[Records excerpted from a collection]
******

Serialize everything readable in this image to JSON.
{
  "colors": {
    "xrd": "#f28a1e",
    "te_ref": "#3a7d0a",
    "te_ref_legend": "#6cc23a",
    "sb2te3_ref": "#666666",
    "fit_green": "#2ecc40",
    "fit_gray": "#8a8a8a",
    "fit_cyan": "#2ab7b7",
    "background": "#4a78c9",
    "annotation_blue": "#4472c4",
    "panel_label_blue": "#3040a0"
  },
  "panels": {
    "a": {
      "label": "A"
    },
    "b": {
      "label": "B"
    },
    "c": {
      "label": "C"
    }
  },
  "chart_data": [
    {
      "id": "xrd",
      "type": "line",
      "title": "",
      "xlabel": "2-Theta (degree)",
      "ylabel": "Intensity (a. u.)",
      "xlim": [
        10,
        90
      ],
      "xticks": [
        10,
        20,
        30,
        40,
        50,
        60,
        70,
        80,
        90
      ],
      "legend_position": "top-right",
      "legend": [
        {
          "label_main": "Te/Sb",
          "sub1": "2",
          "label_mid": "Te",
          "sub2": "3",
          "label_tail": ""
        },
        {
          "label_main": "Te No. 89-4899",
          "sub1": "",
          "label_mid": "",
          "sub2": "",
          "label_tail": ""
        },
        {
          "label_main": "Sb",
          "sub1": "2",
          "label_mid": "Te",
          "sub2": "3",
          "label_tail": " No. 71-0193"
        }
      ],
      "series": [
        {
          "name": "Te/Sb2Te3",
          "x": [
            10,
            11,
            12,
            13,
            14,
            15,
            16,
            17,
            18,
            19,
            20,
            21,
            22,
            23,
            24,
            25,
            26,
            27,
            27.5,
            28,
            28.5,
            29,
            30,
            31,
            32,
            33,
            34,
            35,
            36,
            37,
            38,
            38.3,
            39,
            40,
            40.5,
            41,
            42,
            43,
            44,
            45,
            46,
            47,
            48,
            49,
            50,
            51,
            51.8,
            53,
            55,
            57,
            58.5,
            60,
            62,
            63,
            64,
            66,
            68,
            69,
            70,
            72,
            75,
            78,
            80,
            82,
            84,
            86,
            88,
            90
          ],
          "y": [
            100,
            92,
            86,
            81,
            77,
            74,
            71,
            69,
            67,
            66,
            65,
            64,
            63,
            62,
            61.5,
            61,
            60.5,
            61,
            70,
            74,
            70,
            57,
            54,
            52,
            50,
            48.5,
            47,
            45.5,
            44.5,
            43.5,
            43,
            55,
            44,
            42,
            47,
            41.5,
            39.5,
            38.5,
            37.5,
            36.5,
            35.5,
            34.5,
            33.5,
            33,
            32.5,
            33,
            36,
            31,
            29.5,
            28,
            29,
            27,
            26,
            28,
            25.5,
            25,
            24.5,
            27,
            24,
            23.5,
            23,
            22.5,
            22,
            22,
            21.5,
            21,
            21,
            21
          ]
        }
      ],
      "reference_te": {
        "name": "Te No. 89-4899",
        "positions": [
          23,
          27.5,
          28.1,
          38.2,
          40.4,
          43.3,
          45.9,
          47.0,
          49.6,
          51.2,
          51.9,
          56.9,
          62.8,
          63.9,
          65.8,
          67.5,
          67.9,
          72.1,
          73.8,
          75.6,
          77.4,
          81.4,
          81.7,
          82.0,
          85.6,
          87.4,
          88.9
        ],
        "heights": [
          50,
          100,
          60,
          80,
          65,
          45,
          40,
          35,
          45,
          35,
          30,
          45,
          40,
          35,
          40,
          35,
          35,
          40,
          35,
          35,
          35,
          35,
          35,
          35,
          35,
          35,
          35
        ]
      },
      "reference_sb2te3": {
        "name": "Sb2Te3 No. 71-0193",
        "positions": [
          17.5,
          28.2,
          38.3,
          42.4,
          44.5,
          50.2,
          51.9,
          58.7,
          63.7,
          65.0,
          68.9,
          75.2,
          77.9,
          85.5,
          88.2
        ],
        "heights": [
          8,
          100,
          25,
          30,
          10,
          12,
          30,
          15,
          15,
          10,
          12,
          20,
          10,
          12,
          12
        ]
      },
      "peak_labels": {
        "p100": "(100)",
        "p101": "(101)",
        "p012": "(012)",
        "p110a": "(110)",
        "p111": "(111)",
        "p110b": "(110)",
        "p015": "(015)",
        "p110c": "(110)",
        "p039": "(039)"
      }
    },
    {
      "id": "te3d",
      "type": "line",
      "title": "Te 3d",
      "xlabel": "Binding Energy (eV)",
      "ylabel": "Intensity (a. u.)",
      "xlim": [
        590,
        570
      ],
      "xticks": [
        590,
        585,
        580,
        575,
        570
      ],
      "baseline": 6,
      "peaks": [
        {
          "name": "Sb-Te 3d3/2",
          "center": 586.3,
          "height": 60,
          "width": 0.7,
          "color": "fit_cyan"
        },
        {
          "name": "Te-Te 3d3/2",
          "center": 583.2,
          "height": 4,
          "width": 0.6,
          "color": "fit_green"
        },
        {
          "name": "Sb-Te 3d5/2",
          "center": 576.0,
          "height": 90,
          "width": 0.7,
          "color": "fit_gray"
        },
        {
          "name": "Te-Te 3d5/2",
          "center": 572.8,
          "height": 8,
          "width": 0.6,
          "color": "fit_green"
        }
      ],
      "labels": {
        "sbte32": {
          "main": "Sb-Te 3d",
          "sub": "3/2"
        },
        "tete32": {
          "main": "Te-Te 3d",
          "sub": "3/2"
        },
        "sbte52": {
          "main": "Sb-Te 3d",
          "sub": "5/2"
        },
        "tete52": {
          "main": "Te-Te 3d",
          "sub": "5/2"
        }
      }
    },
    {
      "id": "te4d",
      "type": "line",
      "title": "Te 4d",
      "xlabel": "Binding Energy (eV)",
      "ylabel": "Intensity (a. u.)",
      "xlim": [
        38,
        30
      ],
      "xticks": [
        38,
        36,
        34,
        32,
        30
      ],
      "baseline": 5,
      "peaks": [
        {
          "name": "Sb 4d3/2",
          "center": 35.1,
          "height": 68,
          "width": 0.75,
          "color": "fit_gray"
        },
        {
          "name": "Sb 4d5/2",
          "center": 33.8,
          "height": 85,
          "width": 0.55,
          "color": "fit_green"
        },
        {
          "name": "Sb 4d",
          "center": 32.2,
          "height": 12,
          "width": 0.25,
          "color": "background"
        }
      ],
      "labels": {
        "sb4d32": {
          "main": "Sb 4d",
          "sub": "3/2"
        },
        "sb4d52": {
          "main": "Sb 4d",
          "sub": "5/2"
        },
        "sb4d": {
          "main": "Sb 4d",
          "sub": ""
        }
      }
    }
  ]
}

******

■ **WORK TO COMPLETE**
Extract the full listing above without altering anything.

■ **RESULT OF THE TASK**
Serialize everything readable in this image to JSON.
{
  "colors": {
    "xrd": "#f28a1e",
    "te_ref": "#3a7d0a",
    "te_ref_legend": "#6cc23a",
    "sb2te3_ref": "#666666",
    "fit_green": "#2ecc40",
    "fit_gray": "#8a8a8a",
    "fit_cyan": "#2ab7b7",
    "background": "#4a78c9",
    "annotation_blue": "#4472c4",
    "panel_label_blue": "#3040a0"
  },
  "panels": {
    "a": {
      "label": "A"
    },
    "b": {
      "label": "B"
    },
    "c": {
      "label": "C"
    }
  },
  "chart_data": [
    {
      "id": "xrd",
      "type": "line",
      "title": "",
      "xlabel": "2-Theta (degree)",
      "ylabel": "Intensity (a. u.)",
      "xlim": [
        10,
        90
      ],
      "xticks": [
        10,
        20,
        30,
        40,
        50,
        60,
        70,
        80,
        90
      ],
      "legend_position": "top-right",
      "legend": [
        {
          "label_main": "Te/Sb",
          "sub1": "2",
          "label_mid": "Te",
          "sub2": "3",
          "label_tail": ""
        },
        {
          "label_main": "Te No. 89-4899",
          "sub1": "",
          "label_mid": "",
          "sub2": "",
          "label_tail": ""
        },
        {
          "label_main": "Sb",
          "sub1": "2",
          "label_mid": "Te",
          "sub2": "3",
          "label_tail": " No. 71-0193"
        }
      ],
      "series": [
        {
          "name": "Te/Sb2Te3",
          "x": [
            10,
            11,
            12,
            13,
            14,
            15,
            16,
            17,
            18,
            19,
            20,
            21,
            22,
            23,
            24,
            25,
            26,
            27,
            27.5,
            28,
            28.5,
            29,
            30,
            31,
            32,
            33,
            34,
            35,
            36,
            37,
            38,
            38.3,
            39,
            40,
            40.5,
            41,
            42,
            43,
            44,
            45,
            46,
            47,
            48,
            49,
            50,
            51,
            51.8,
            53,
            55,
            57,
            58.5,
            60,
            62,
            63,
            64,
            66,
            68,
            69,
            70,
            72,
            75,
            78,
            80,
            82,
            84,
            86,
            88,
            90
          ],
          "y": [
            100,
            92,
            86,
            81,
            77,
            74,
            71,
            69,
            67,
            66,
            65,
            64,
            63,
            62,
            61.5,
            61,
            60.5,
            61,
            70,
            74,
            70,
            57,
            54,
            52,
            50,
            48.5,
            47,
            45.5,
            44.5,
            43.5,
            43,
            55,
            44,
            42,
            47,
            41.5,
            39.5,
            38.5,
            37.5,
            36.5,
            35.5,
            34.5,
            33.5,
            33,
            32.5,
            33,
            36,
            31,
            29.5,
            28,
            29,
            27,
            26,
            28,
            25.5,
            25,
            24.5,
            27,
            24,
            23.5,
            23,
            22.5,
            22,
            22,
            21.5,
            21,
            21,
            21
          ]
        }
      ],
      "reference_te": {
        "name": "Te No. 89-4899",
        "positions": [
          23,
          27.5,
          28.1,
          38.2,
          40.4,
          43.3,
          45.9,
          47.0,
          49.6,
          51.2,
          51.9,
          56.9,
          62.8,
          63.9,
          65.8,
          67.5,
          67.9,
          72.1,
          73.8,
          75.6,
          77.4,
          81.4,
          81.7,
          82.0,
          85.6,
          87.4,
          88.9
        ],
        "heights": [
          50,
          100,
          60,
          80,
          65,
          45,
          40,
          35,
          45,
          35,
          30,
          45,
          40,
          35,
          40,
          35,
          35,
          40,
          35,
          35,
          35,
          35,
          35,
          35,
          35,
          35,
          35
        ]
      },
      "reference_sb2te3": {
        "name": "Sb2Te3 No. 71-0193",
        "positions": [
          17.5,
          28.2,
          38.3,
          42.4,
          44.5,
          50.2,
          51.9,
          58.7,
          63.7,
          65.0,
          68.9,
          75.2,
          77.9,
          85.5,
          88.2
        ],
        "heights": [
          8,
          100,
          25,
          30,
          10,
          12,
          30,
          15,
          15,
          10,
          12,
          20,
          10,
          12,
          12
        ]
      },
      "peak_labels": {
        "p100": "(100)",
        "p101": "(101)",
        "p012": "(012)",
        "p110a": "(110)",
        "p111": "(111)",
        "p110b": "(110)",
        "p015": "(015)",
        "p110c": "(110)",
        "p039": "(039)"
      }
    },
    {
      "id": "te3d",
      "type": "line",
      "title": "Te 3d",
      "xlabel": "Binding Energy (eV)",
      "ylabel": "Intensity (a. u.)",
      "xlim": [
        590,
        570
      ],
      "xticks": [
        590,
        585,
        580,
        575,
        570
      ],
      "baseline": 6,
      "peaks": [
        {
          "name": "Sb-Te 3d3/2",
          "center": 586.3,
          "height": 60,
          "width": 0.7,
          "color": "fit_cyan"
        },
        {
          "name": "Te-Te 3d3/2",
          "center": 583.2,
          "height": 4,
          "width": 0.6,
          "color": "fit_green"
        },
        {
          "name": "Sb-Te 3d5/2",
          "center": 576.0,
          "height": 90,
          "width": 0.7,
          "color": "fit_gray"
        },
        {
          "name": "Te-Te 3d5/2",
          "center": 572.8,
          "height": 8,
          "width": 0.6,
          "color": "fit_green"
        }
      ],
      "labels": {
        "sbte32": {
          "main": "Sb-Te 3d",
          "sub": "3/2"
        },
        "tete32": {
          "main": "Te-Te 3d",
          "sub": "3/2"
        },
        "sbte52": {
          "main": "Sb-Te 3d",
          "sub": "5/2"
        },
        "tete52": {
          "main": "Te-Te 3d",
          "sub": "5/2"
        }
      }
    },
    {
      "id": "te4d",
      "type": "line",
      "title": "Te 4d",
      "xlabel": "Binding Energy (eV)",
      "ylabel": "Intensity (a. u.)",
      "xlim": [
        38,
        30
      ],
      "xticks": [
        38,
        36,
        34,
        32,
        30
      ],
      "baseline": 5,
      "peaks": [
        {
          "name": "Sb 4d3/2",
          "center": 35.1,
          "height": 68,
          "width": 0.75,
          "color": "fit_gray"
        },
        {
          "name": "Sb 4d5/2",
          "center": 33.8,
          "height": 85,
          "width": 0.55,
          "color": "fit_green"
        },
        {
          "name": "Sb 4d",
          "center": 32.2,
          "height": 12,
          "width": 0.25,
          "color": "background"
        }
      ],
      "labels": {
        "sb4d32": {
          "main": "Sb 4d",
          "sub": "3/2"
        },
        "sb4d52": {
          "main": "Sb 4d",
          "sub": "5/2"
        },
        "sb4d": {
          "main": "Sb 4d",
          "sub": ""
        }
      }
    }
  ]
}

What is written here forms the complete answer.